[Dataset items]
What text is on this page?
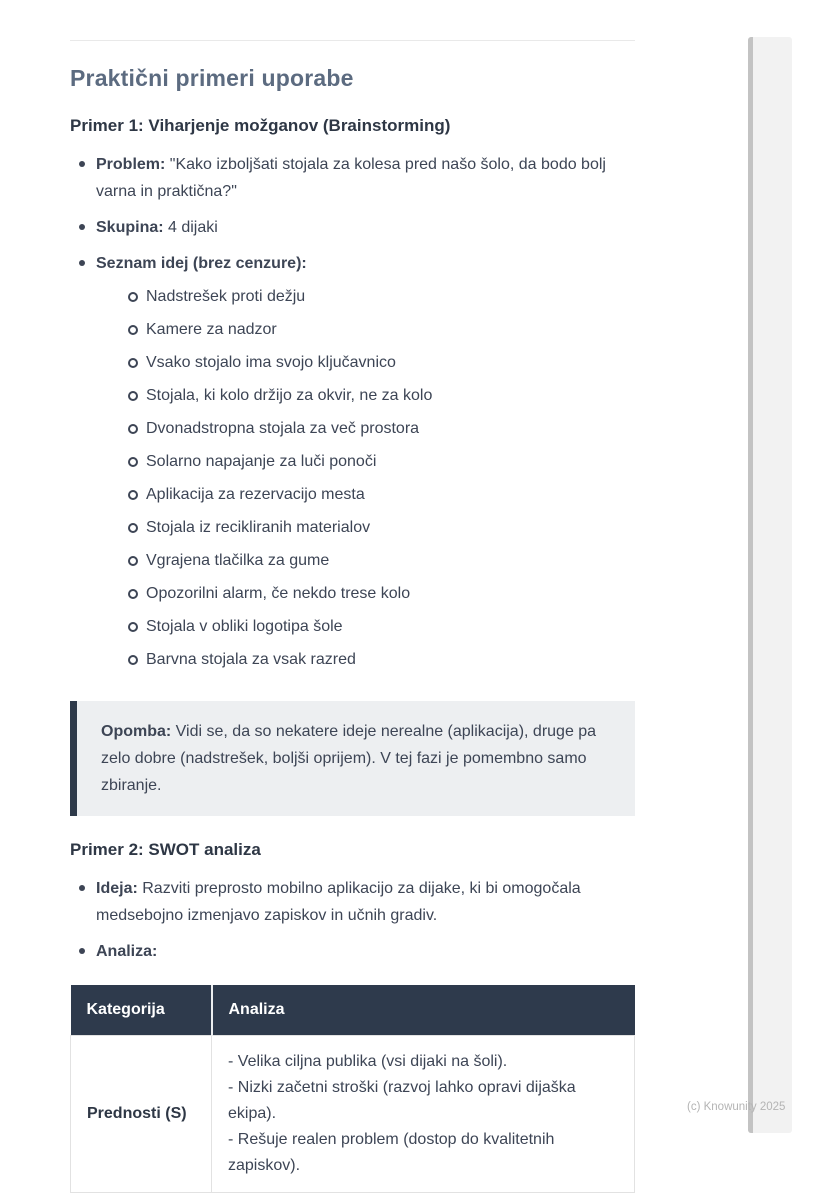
Praktični primeri uporabe
Primer 1: Viharjenje možganov (Brainstorming)
Problem: "Kako izboljšati stojala za kolesa pred našo šolo, da bodo bolj varna in praktična?"
Skupina: 4 dijaki
Seznam idej (brez cenzure):
Nadstrešek proti dežju
Kamere za nadzor
Vsako stojalo ima svojo ključavnico
Stojala, ki kolo držijo za okvir, ne za kolo
Dvonadstropna stojala za več prostora
Solarno napajanje za luči ponoči
Aplikacija za rezervacijo mesta
Stojala iz recikliranih materialov
Vgrajena tlačilka za gume
Opozorilni alarm, če nekdo trese kolo
Stojala v obliki logotipa šole
Barvna stojala za vsak razred
Opomba: Vidi se, da so nekatere ideje nerealne (aplikacija), druge pa zelo dobre (nadstrešek, boljši oprijem). V tej fazi je pomembno samo zbiranje.
Primer 2: SWOT analiza
Ideja: Razviti preprosto mobilno aplikacijo za dijake, ki bi omogočala medsebojno izmenjavo zapiskov in učnih gradiv.
Analiza:
Kategorija	Analiza
Prednosti (S)	- Velika ciljna publika (vsi dijaki na šoli).
- Nizki začetni stroški (razvoj lahko opravi dijaška ekipa).
- Rešuje realen problem (dostop do kvalitetnih zapiskov).
(c) Knowunity 2025
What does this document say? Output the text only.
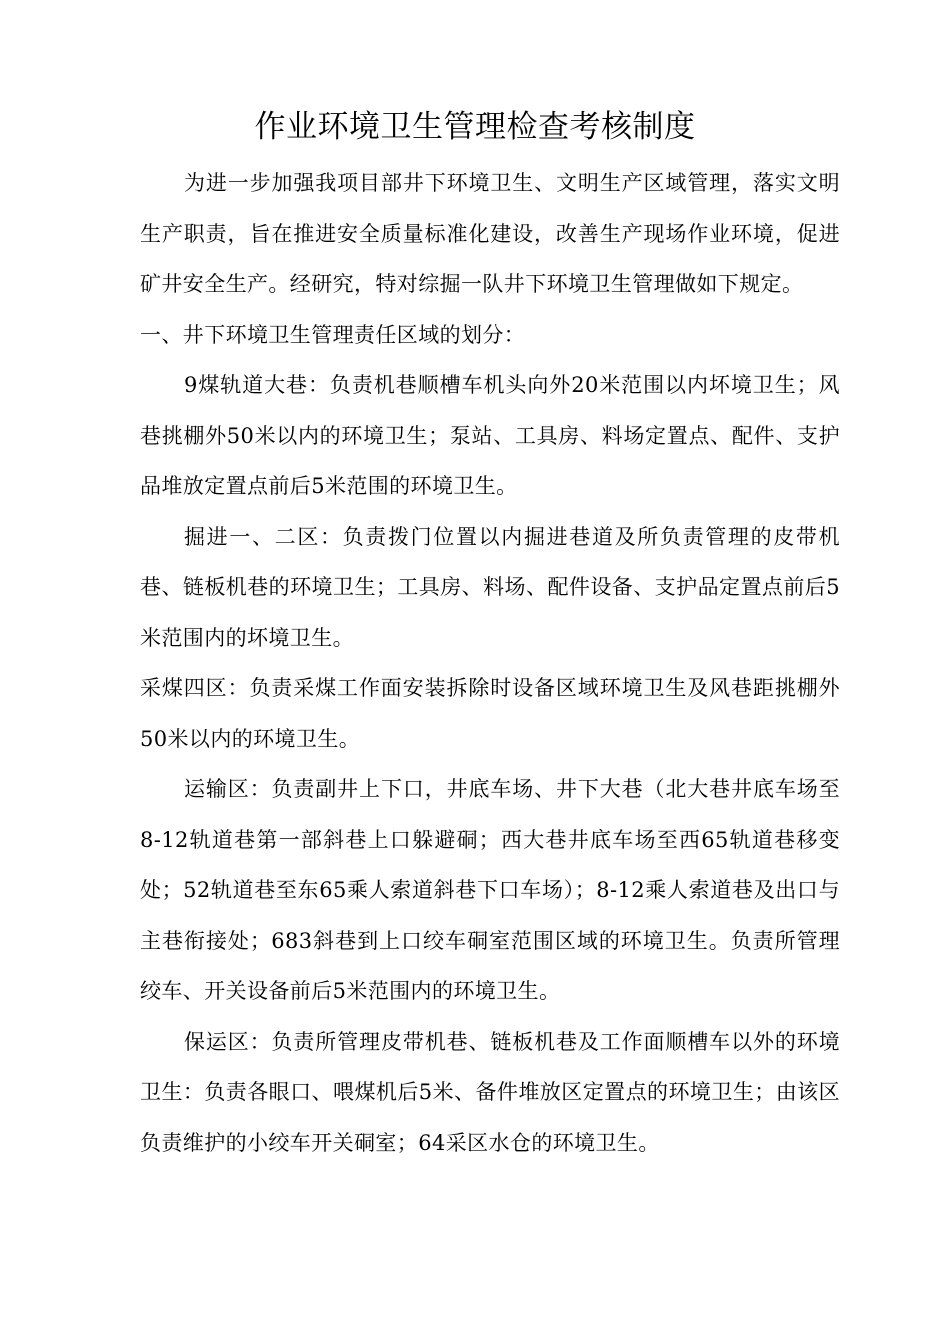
作业环境卫生管理检查考核制度

为进一步加强我项目部井下环境卫生、文明生产区域管理，落实文明生产职责，旨在推进安全质量标准化建设，改善生产现场作业环境，促进矿井安全生产。经研究，特对综掘一队井下环境卫生管理做如下规定。

一、井下环境卫生管理责任区域的划分：

9煤轨道大巷：负责机巷顺槽车机头向外20米范围以内坏境卫生；风巷挑棚外50米以内的环境卫生；泵站、工具房、料场定置点、配件、支护品堆放定置点前后5米范围的环境卫生。

掘进一、二区：负责拨门位置以内掘进巷道及所负责管理的皮带机巷、链板机巷的环境卫生；工具房、料场、配件设备、支护品定置点前后5米范围内的坏境卫生。

采煤四区：负责采煤工作面安装拆除时设备区域环境卫生及风巷距挑棚外50米以内的环境卫生。

运输区：负责副井上下口，井底车场、井下大巷（北大巷井底车场至8-12轨道巷第一部斜巷上口躲避硐；西大巷井底车场至西65轨道巷移变处；52轨道巷至东65乘人索道斜巷下口车场）；8-12乘人索道巷及出口与主巷衔接处；683斜巷到上口绞车硐室范围区域的环境卫生。负责所管理绞车、开关设备前后5米范围内的环境卫生。

保运区：负责所管理皮带机巷、链板机巷及工作面顺槽车以外的环境卫生：负责各眼口、喂煤机后5米、备件堆放区定置点的环境卫生；由该区负责维护的小绞车开关硐室；64采区水仓的环境卫生。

# The problem
Restate each entry word for word, please, but drop any images it holds.

# Task answer
What text is on this page?
Praktični primeri uporabe
Primer 1: Viharjenje možganov (Brainstorming)
Problem: "Kako izboljšati stojala za kolesa pred našo šolo, da bodo bolj varna in praktična?"
Skupina: 4 dijaki
Seznam idej (brez cenzure):
Nadstrešek proti dežju
Kamere za nadzor
Vsako stojalo ima svojo ključavnico
Stojala, ki kolo držijo za okvir, ne za kolo
Dvonadstropna stojala za več prostora
Solarno napajanje za luči ponoči
Aplikacija za rezervacijo mesta
Stojala iz recikliranih materialov
Vgrajena tlačilka za gume
Opozorilni alarm, če nekdo trese kolo
Stojala v obliki logotipa šole
Barvna stojala za vsak razred
Opomba: Vidi se, da so nekatere ideje nerealne (aplikacija), druge pa zelo dobre (nadstrešek, boljši oprijem). V tej fazi je pomembno samo zbiranje.
Primer 2: SWOT analiza
Ideja: Razviti preprosto mobilno aplikacijo za dijake, ki bi omogočala medsebojno izmenjavo zapiskov in učnih gradiv.
Analiza:
Kategorija	Analiza
Prednosti (S)	- Velika ciljna publika (vsi dijaki na šoli).
- Nizki začetni stroški (razvoj lahko opravi dijaška ekipa).
- Rešuje realen problem (dostop do kvalitetnih zapiskov).
(c) Knowunity 2025
What does this document say? Output the text only.
作业环境卫生管理检查考核制度

为进一步加强我项目部井下环境卫生、文明生产区域管理，落实文明生产职责，旨在推进安全质量标准化建设，改善生产现场作业环境，促进矿井安全生产。经研究，特对综掘一队井下环境卫生管理做如下规定。

一、井下环境卫生管理责任区域的划分：

9煤轨道大巷：负责机巷顺槽车机头向外20米范围以内坏境卫生；风巷挑棚外50米以内的环境卫生；泵站、工具房、料场定置点、配件、支护品堆放定置点前后5米范围的环境卫生。

掘进一、二区：负责拨门位置以内掘进巷道及所负责管理的皮带机巷、链板机巷的环境卫生；工具房、料场、配件设备、支护品定置点前后5米范围内的坏境卫生。

采煤四区：负责采煤工作面安装拆除时设备区域环境卫生及风巷距挑棚外50米以内的环境卫生。

运输区：负责副井上下口，井底车场、井下大巷（北大巷井底车场至8-12轨道巷第一部斜巷上口躲避硐；西大巷井底车场至西65轨道巷移变处；52轨道巷至东65乘人索道斜巷下口车场）；8-12乘人索道巷及出口与主巷衔接处；683斜巷到上口绞车硐室范围区域的环境卫生。负责所管理绞车、开关设备前后5米范围内的环境卫生。

保运区：负责所管理皮带机巷、链板机巷及工作面顺槽车以外的环境卫生：负责各眼口、喂煤机后5米、备件堆放区定置点的环境卫生；由该区负责维护的小绞车开关硐室；64采区水仓的环境卫生。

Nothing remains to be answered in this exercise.